- Provided data -
__________

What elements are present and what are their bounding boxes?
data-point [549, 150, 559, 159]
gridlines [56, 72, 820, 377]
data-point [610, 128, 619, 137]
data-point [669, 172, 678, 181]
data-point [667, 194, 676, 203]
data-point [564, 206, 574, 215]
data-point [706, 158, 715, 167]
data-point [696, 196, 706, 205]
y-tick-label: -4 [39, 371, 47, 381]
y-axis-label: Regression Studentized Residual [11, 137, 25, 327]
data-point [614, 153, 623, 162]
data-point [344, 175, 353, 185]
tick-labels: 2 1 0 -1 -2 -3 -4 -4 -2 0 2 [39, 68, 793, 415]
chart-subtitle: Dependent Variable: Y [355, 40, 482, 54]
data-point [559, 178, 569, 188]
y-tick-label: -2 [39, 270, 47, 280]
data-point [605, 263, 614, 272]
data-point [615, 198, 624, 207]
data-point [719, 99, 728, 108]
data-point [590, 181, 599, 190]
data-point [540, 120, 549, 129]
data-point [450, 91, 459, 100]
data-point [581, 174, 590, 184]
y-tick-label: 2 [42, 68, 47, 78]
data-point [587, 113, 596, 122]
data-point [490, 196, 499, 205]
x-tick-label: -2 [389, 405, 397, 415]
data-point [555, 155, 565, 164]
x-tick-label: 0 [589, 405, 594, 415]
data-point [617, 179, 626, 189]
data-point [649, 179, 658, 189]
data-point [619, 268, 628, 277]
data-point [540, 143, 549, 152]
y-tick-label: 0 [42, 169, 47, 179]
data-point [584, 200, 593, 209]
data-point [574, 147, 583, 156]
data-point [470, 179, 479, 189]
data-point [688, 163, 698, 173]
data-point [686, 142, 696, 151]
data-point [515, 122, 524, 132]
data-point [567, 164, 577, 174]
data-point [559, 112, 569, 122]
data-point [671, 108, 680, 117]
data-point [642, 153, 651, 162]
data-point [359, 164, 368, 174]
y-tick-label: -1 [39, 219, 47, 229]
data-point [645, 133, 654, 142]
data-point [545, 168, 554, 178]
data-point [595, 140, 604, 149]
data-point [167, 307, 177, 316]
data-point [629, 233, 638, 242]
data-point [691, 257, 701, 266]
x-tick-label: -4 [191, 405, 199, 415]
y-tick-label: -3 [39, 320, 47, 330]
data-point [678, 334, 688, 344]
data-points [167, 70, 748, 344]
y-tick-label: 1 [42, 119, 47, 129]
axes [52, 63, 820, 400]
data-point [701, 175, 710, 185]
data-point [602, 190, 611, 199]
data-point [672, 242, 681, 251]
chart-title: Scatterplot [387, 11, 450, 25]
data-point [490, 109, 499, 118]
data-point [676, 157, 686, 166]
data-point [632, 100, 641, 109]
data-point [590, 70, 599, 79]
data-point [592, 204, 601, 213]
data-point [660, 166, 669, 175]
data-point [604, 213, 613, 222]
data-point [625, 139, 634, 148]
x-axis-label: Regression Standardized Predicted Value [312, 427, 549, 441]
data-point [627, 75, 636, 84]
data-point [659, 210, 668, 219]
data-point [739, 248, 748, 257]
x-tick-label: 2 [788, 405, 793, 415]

__________

- What you will do -
Reproduce every row above with no changes.

- The solution -
What elements are present and what are their bounding boxes?
data-point [549, 150, 559, 159]
gridlines [56, 72, 820, 377]
data-point [610, 128, 619, 137]
data-point [669, 172, 678, 181]
data-point [667, 194, 676, 203]
data-point [564, 206, 574, 215]
data-point [706, 158, 715, 167]
data-point [696, 196, 706, 205]
y-tick-label: -4 [39, 371, 47, 381]
y-axis-label: Regression Studentized Residual [11, 137, 25, 327]
data-point [614, 153, 623, 162]
data-point [344, 175, 353, 185]
tick-labels: 2 1 0 -1 -2 -3 -4 -4 -2 0 2 [39, 68, 793, 415]
chart-subtitle: Dependent Variable: Y [355, 40, 482, 54]
data-point [559, 178, 569, 188]
y-tick-label: -2 [39, 270, 47, 280]
data-point [605, 263, 614, 272]
data-point [615, 198, 624, 207]
data-point [719, 99, 728, 108]
data-point [590, 181, 599, 190]
data-point [540, 120, 549, 129]
data-point [450, 91, 459, 100]
data-point [581, 174, 590, 184]
y-tick-label: 2 [42, 68, 47, 78]
data-point [587, 113, 596, 122]
data-point [490, 196, 499, 205]
x-tick-label: -2 [389, 405, 397, 415]
data-point [555, 155, 565, 164]
x-tick-label: 0 [589, 405, 594, 415]
data-point [617, 179, 626, 189]
data-point [649, 179, 658, 189]
data-point [619, 268, 628, 277]
data-point [540, 143, 549, 152]
y-tick-label: 0 [42, 169, 47, 179]
data-point [584, 200, 593, 209]
data-point [574, 147, 583, 156]
data-point [470, 179, 479, 189]
data-point [688, 163, 698, 173]
data-point [686, 142, 696, 151]
data-point [515, 122, 524, 132]
data-point [567, 164, 577, 174]
data-point [559, 112, 569, 122]
data-point [671, 108, 680, 117]
data-point [642, 153, 651, 162]
data-point [359, 164, 368, 174]
y-tick-label: -1 [39, 219, 47, 229]
data-point [645, 133, 654, 142]
data-point [545, 168, 554, 178]
data-point [595, 140, 604, 149]
data-point [167, 307, 177, 316]
data-point [629, 233, 638, 242]
data-point [691, 257, 701, 266]
x-tick-label: -4 [191, 405, 199, 415]
y-tick-label: -3 [39, 320, 47, 330]
data-point [678, 334, 688, 344]
data-points [167, 70, 748, 344]
y-tick-label: 1 [42, 119, 47, 129]
axes [52, 63, 820, 400]
data-point [701, 175, 710, 185]
data-point [602, 190, 611, 199]
data-point [672, 242, 681, 251]
chart-title: Scatterplot [387, 11, 450, 25]
data-point [490, 109, 499, 118]
data-point [676, 157, 686, 166]
data-point [632, 100, 641, 109]
data-point [590, 70, 599, 79]
data-point [592, 204, 601, 213]
data-point [660, 166, 669, 175]
data-point [604, 213, 613, 222]
data-point [625, 139, 634, 148]
x-axis-label: Regression Standardized Predicted Value [312, 427, 549, 441]
data-point [627, 75, 636, 84]
data-point [659, 210, 668, 219]
data-point [739, 248, 748, 257]
x-tick-label: 2 [788, 405, 793, 415]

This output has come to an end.